**Testo del documento**

_ _ _ _

All’inizio del secondo atto il sipario finalmente si apre, svelando inizialmente i backliner al lavoro e il momento dell’accordatura con la sezione di archi e fiati pronti al centro. Davanti a loro lo spazio è di Josh Homme, che sa come prendersi la scena e diventare padrone delle spazio, consapevole del proprio carisma. Si parte con "Someone's in the wolf” da "Lullabies to paralyze” del 2005, a cui è riservato il compito di svelare lo stato d'animo della seconda parte della serata. Il suono si fa più corposo: percussioni e fiati amplificano gli archi e la solennità di tastiere e sintetizzatori. La musica si apre a una dimensione orchestrale, mentre la teatralità dello spettacolo continua a rivelarsi nel gioco tra buio e luminosità, lasciando i musicisti e la scena immersi nel rosso dei fasci di luce. Seguono “A song for the deaf” e “Straight jacket fitting”, durante le quali Homme gioca con una mannaia tra le mani, brandendola verso gli spettatori quando scende di nuovo in platea, alternando ironia e inquietudine. Il frontman si rivolge poi al pubblico per introdurre il brano successivo: "Mi è capitato di riflettere che in molte culture e in molte epoche della storia di questo pazzo pianeta, ci sono molte poesie sui vermi. Dico sempre che bisogna rispettare i vermi, perché un giorno saremo cibo per i vermi. E questo per me ha senso. E questa canzone parla della bellezza e dell'amore per i vermi”. Il brano in questione è "Mosquito song" del 2002, che lascia spazio a una bellezza spettrale prima di "Keep your eyes peeled” e “Spinning in daffodils”. Quest'ultimo pezzo, risalente all'avventura di Homme nel supergruppo formato con Dave Grohl e John Paul Jones, i Them Crooked Vultures, riporta il frontman tra il pubblico, mentre a sostegno arriva anche la voce di Michael Shuman dal palco.

_ _ _ _

Dati sulla posizione degli elementi

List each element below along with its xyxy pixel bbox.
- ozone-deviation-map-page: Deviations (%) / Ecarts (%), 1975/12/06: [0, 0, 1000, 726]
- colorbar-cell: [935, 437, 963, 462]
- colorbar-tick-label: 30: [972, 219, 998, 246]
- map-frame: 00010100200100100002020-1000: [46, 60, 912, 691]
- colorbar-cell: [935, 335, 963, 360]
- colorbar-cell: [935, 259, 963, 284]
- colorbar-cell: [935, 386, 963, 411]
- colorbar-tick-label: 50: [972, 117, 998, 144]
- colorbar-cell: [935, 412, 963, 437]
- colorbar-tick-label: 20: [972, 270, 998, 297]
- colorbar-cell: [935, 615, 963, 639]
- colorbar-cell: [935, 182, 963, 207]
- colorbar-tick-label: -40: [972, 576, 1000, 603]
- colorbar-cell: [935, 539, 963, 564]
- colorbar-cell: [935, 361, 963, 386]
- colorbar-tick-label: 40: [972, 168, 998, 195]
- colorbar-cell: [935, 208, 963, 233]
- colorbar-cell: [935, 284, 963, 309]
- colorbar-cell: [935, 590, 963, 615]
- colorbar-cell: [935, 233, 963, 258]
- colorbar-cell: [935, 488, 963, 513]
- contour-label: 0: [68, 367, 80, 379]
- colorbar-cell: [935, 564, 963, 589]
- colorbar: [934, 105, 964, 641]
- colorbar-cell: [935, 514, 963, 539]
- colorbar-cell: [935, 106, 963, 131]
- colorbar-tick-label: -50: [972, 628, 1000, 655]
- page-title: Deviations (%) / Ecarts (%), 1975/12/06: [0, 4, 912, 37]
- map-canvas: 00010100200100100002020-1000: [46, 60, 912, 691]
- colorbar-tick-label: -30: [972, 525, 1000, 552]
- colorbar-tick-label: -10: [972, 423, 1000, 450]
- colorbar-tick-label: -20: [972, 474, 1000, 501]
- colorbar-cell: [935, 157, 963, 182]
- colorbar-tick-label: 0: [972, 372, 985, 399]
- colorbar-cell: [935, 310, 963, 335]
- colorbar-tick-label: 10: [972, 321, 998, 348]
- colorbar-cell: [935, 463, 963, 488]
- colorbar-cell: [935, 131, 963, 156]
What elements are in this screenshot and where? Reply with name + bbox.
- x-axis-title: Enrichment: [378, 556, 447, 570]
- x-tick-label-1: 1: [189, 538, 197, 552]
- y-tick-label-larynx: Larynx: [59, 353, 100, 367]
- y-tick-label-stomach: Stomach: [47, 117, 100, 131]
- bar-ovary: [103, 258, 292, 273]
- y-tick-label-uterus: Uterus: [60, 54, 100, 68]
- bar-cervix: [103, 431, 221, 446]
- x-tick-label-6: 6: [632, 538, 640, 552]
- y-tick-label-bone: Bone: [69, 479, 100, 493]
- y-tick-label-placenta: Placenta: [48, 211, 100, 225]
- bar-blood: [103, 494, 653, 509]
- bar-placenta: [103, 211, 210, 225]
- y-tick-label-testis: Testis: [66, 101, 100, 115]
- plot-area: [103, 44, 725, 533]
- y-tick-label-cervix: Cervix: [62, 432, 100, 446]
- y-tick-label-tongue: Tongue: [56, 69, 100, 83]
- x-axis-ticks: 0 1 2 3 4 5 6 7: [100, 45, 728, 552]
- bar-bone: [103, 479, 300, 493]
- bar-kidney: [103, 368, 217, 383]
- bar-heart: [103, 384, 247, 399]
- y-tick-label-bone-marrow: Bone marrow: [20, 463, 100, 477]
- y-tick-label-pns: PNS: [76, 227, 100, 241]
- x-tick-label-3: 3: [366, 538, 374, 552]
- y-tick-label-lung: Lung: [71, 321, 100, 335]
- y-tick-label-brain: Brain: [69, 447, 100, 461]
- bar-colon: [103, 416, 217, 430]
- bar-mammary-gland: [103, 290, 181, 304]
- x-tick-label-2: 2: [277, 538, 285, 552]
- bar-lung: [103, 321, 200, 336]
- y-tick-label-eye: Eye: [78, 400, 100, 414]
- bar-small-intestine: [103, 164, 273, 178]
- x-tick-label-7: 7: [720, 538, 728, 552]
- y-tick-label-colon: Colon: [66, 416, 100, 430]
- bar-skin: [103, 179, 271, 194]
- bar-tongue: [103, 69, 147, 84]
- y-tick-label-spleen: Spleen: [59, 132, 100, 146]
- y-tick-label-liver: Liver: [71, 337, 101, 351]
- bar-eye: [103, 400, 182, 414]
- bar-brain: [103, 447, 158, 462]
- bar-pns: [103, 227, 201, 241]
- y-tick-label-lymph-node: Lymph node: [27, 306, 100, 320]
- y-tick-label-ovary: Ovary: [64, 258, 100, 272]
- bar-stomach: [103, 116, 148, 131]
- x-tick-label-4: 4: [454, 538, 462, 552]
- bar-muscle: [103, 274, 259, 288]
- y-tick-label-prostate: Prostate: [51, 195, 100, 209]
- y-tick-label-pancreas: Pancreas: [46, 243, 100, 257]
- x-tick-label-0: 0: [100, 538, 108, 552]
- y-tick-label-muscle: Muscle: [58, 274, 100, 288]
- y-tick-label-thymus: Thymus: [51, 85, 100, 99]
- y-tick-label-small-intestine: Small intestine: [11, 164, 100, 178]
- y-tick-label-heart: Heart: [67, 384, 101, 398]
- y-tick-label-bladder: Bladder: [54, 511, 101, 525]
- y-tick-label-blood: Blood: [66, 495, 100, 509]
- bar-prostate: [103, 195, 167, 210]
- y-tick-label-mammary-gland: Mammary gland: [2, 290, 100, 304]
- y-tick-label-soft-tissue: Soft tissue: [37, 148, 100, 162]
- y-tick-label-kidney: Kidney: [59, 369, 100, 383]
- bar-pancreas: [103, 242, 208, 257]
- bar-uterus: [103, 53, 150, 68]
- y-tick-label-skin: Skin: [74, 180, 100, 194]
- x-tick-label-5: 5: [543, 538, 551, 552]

_ _ _ _

**Breve quesito**
Secondo il resoconto del concerto, da quale album proviene il brano con cui si apre il secondo atto?

**Risposta al quesito**
Da "Lullabies to paralyze", del 2005.